Reproduce each line exactly, including spacing and punctuation.
## Begin SOURCE RECORDS
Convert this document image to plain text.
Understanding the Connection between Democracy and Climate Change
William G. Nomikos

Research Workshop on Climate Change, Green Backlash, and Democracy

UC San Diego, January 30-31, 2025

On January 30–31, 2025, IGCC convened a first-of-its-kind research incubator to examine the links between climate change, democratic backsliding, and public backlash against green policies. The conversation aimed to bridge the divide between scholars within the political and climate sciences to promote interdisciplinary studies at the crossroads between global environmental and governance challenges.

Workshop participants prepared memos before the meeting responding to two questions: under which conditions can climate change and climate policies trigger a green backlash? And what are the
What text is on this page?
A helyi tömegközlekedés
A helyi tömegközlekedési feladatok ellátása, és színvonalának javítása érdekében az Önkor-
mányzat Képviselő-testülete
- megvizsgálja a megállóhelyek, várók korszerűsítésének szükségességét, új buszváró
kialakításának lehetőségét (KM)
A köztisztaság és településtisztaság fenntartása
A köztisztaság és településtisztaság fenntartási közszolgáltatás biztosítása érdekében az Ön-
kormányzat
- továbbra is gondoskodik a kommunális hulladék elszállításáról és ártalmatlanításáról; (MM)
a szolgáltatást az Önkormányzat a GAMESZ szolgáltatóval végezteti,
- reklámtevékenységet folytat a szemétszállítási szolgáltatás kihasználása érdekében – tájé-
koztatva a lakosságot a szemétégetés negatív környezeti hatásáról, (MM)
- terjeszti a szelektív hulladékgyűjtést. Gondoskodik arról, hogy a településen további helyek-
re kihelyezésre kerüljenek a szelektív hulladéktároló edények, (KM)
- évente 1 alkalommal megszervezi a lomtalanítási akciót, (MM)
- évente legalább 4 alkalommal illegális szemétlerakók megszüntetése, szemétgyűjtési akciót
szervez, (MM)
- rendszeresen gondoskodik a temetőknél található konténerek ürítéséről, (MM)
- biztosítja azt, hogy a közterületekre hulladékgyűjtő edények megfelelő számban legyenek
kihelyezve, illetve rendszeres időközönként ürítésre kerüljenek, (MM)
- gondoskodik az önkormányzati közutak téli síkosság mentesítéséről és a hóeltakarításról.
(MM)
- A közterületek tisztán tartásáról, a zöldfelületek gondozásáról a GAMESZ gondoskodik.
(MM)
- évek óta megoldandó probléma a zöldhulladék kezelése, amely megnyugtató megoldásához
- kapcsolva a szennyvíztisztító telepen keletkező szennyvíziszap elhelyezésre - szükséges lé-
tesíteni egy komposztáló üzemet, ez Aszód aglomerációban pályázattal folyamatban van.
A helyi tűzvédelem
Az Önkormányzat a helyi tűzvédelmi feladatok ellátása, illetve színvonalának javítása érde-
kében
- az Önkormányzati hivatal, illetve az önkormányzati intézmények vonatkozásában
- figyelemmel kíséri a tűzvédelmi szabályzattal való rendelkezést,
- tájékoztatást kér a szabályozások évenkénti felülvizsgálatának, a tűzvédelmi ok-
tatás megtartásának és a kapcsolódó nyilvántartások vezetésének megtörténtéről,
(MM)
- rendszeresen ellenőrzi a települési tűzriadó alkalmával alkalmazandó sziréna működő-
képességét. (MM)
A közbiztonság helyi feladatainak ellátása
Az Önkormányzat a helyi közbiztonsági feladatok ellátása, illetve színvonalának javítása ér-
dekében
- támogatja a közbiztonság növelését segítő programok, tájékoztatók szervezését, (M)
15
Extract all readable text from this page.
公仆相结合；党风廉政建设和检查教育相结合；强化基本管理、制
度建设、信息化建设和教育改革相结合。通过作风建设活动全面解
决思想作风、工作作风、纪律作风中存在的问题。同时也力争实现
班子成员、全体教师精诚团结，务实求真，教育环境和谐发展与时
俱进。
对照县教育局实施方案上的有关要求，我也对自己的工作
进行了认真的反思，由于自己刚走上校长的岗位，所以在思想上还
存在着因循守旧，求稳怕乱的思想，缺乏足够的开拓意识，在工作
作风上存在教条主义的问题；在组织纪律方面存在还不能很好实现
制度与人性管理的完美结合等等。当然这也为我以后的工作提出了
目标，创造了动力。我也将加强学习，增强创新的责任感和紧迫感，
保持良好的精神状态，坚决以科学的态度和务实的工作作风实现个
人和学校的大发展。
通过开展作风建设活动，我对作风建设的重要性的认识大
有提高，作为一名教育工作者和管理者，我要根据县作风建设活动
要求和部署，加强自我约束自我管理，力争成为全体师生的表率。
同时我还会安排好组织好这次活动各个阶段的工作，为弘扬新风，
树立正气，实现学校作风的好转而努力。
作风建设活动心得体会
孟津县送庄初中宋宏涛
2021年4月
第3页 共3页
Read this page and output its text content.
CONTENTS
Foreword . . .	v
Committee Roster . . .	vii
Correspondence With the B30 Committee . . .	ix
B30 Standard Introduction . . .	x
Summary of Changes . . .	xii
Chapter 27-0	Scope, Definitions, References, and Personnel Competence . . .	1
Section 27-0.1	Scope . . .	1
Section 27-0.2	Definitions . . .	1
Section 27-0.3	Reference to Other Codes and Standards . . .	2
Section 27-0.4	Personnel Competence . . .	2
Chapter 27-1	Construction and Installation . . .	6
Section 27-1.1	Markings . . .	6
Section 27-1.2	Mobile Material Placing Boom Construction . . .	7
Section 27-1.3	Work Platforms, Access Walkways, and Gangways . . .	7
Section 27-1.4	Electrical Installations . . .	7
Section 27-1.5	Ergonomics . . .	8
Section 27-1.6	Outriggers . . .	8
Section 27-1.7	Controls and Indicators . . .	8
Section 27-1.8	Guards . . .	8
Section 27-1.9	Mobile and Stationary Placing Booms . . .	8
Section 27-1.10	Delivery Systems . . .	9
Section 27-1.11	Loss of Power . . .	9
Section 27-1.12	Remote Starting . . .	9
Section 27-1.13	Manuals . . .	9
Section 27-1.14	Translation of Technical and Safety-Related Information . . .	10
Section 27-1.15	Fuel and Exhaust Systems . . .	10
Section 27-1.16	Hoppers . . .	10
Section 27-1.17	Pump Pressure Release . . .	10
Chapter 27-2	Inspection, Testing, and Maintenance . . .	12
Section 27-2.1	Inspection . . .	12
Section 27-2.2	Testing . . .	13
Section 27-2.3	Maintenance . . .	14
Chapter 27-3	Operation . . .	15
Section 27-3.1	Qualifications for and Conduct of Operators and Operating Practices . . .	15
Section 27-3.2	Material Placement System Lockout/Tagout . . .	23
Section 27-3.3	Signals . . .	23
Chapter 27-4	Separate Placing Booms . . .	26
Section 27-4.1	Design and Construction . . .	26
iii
## End SOURCE RECORDS
_TASK ANSWER_.
Convert this document image to plain text.
Understanding the Connection between Democracy and Climate Change
William G. Nomikos

Research Workshop on Climate Change, Green Backlash, and Democracy

UC San Diego, January 30-31, 2025

On January 30–31, 2025, IGCC convened a first-of-its-kind research incubator to examine the links between climate change, democratic backsliding, and public backlash against green policies. The conversation aimed to bridge the divide between scholars within the political and climate sciences to promote interdisciplinary studies at the crossroads between global environmental and governance challenges.

Workshop participants prepared memos before the meeting responding to two questions: under which conditions can climate change and climate policies trigger a green backlash? And what are the
What text is on this page?
A helyi tömegközlekedés
A helyi tömegközlekedési feladatok ellátása, és színvonalának javítása érdekében az Önkor-
mányzat Képviselő-testülete
- megvizsgálja a megállóhelyek, várók korszerűsítésének szükségességét, új buszváró
kialakításának lehetőségét (KM)
A köztisztaság és településtisztaság fenntartása
A köztisztaság és településtisztaság fenntartási közszolgáltatás biztosítása érdekében az Ön-
kormányzat
- továbbra is gondoskodik a kommunális hulladék elszállításáról és ártalmatlanításáról; (MM)
a szolgáltatást az Önkormányzat a GAMESZ szolgáltatóval végezteti,
- reklámtevékenységet folytat a szemétszállítási szolgáltatás kihasználása érdekében – tájé-
koztatva a lakosságot a szemétégetés negatív környezeti hatásáról, (MM)
- terjeszti a szelektív hulladékgyűjtést. Gondoskodik arról, hogy a településen további helyek-
re kihelyezésre kerüljenek a szelektív hulladéktároló edények, (KM)
- évente 1 alkalommal megszervezi a lomtalanítási akciót, (MM)
- évente legalább 4 alkalommal illegális szemétlerakók megszüntetése, szemétgyűjtési akciót
szervez, (MM)
- rendszeresen gondoskodik a temetőknél található konténerek ürítéséről, (MM)
- biztosítja azt, hogy a közterületekre hulladékgyűjtő edények megfelelő számban legyenek
kihelyezve, illetve rendszeres időközönként ürítésre kerüljenek, (MM)
- gondoskodik az önkormányzati közutak téli síkosság mentesítéséről és a hóeltakarításról.
(MM)
- A közterületek tisztán tartásáról, a zöldfelületek gondozásáról a GAMESZ gondoskodik.
(MM)
- évek óta megoldandó probléma a zöldhulladék kezelése, amely megnyugtató megoldásához
- kapcsolva a szennyvíztisztító telepen keletkező szennyvíziszap elhelyezésre - szükséges lé-
tesíteni egy komposztáló üzemet, ez Aszód aglomerációban pályázattal folyamatban van.
A helyi tűzvédelem
Az Önkormányzat a helyi tűzvédelmi feladatok ellátása, illetve színvonalának javítása érde-
kében
- az Önkormányzati hivatal, illetve az önkormányzati intézmények vonatkozásában
- figyelemmel kíséri a tűzvédelmi szabályzattal való rendelkezést,
- tájékoztatást kér a szabályozások évenkénti felülvizsgálatának, a tűzvédelmi ok-
tatás megtartásának és a kapcsolódó nyilvántartások vezetésének megtörténtéről,
(MM)
- rendszeresen ellenőrzi a települési tűzriadó alkalmával alkalmazandó sziréna működő-
képességét. (MM)
A közbiztonság helyi feladatainak ellátása
Az Önkormányzat a helyi közbiztonsági feladatok ellátása, illetve színvonalának javítása ér-
dekében
- támogatja a közbiztonság növelését segítő programok, tájékoztatók szervezését, (M)
15
Extract all readable text from this page.
公仆相结合；党风廉政建设和检查教育相结合；强化基本管理、制
度建设、信息化建设和教育改革相结合。通过作风建设活动全面解
决思想作风、工作作风、纪律作风中存在的问题。同时也力争实现
班子成员、全体教师精诚团结，务实求真，教育环境和谐发展与时
俱进。
对照县教育局实施方案上的有关要求，我也对自己的工作
进行了认真的反思，由于自己刚走上校长的岗位，所以在思想上还
存在着因循守旧，求稳怕乱的思想，缺乏足够的开拓意识，在工作
作风上存在教条主义的问题；在组织纪律方面存在还不能很好实现
制度与人性管理的完美结合等等。当然这也为我以后的工作提出了
目标，创造了动力。我也将加强学习，增强创新的责任感和紧迫感，
保持良好的精神状态，坚决以科学的态度和务实的工作作风实现个
人和学校的大发展。
通过开展作风建设活动，我对作风建设的重要性的认识大
有提高，作为一名教育工作者和管理者，我要根据县作风建设活动
要求和部署，加强自我约束自我管理，力争成为全体师生的表率。
同时我还会安排好组织好这次活动各个阶段的工作，为弘扬新风，
树立正气，实现学校作风的好转而努力。
作风建设活动心得体会
孟津县送庄初中宋宏涛
2021年4月
第3页 共3页
Read this page and output its text content.
CONTENTS
Foreword . . .	v
Committee Roster . . .	vii
Correspondence With the B30 Committee . . .	ix
B30 Standard Introduction . . .	x
Summary of Changes . . .	xii
Chapter 27-0	Scope, Definitions, References, and Personnel Competence . . .	1
Section 27-0.1	Scope . . .	1
Section 27-0.2	Definitions . . .	1
Section 27-0.3	Reference to Other Codes and Standards . . .	2
Section 27-0.4	Personnel Competence . . .	2
Chapter 27-1	Construction and Installation . . .	6
Section 27-1.1	Markings . . .	6
Section 27-1.2	Mobile Material Placing Boom Construction . . .	7
Section 27-1.3	Work Platforms, Access Walkways, and Gangways . . .	7
Section 27-1.4	Electrical Installations . . .	7
Section 27-1.5	Ergonomics . . .	8
Section 27-1.6	Outriggers . . .	8
Section 27-1.7	Controls and Indicators . . .	8
Section 27-1.8	Guards . . .	8
Section 27-1.9	Mobile and Stationary Placing Booms . . .	8
Section 27-1.10	Delivery Systems . . .	9
Section 27-1.11	Loss of Power . . .	9
Section 27-1.12	Remote Starting . . .	9
Section 27-1.13	Manuals . . .	9
Section 27-1.14	Translation of Technical and Safety-Related Information . . .	10
Section 27-1.15	Fuel and Exhaust Systems . . .	10
Section 27-1.16	Hoppers . . .	10
Section 27-1.17	Pump Pressure Release . . .	10
Chapter 27-2	Inspection, Testing, and Maintenance . . .	12
Section 27-2.1	Inspection . . .	12
Section 27-2.2	Testing . . .	13
Section 27-2.3	Maintenance . . .	14
Chapter 27-3	Operation . . .	15
Section 27-3.1	Qualifications for and Conduct of Operators and Operating Practices . . .	15
Section 27-3.2	Material Placement System Lockout/Tagout . . .	23
Section 27-3.3	Signals . . .	23
Chapter 27-4	Separate Placing Booms . . .	26
Section 27-4.1	Design and Construction . . .	26
iii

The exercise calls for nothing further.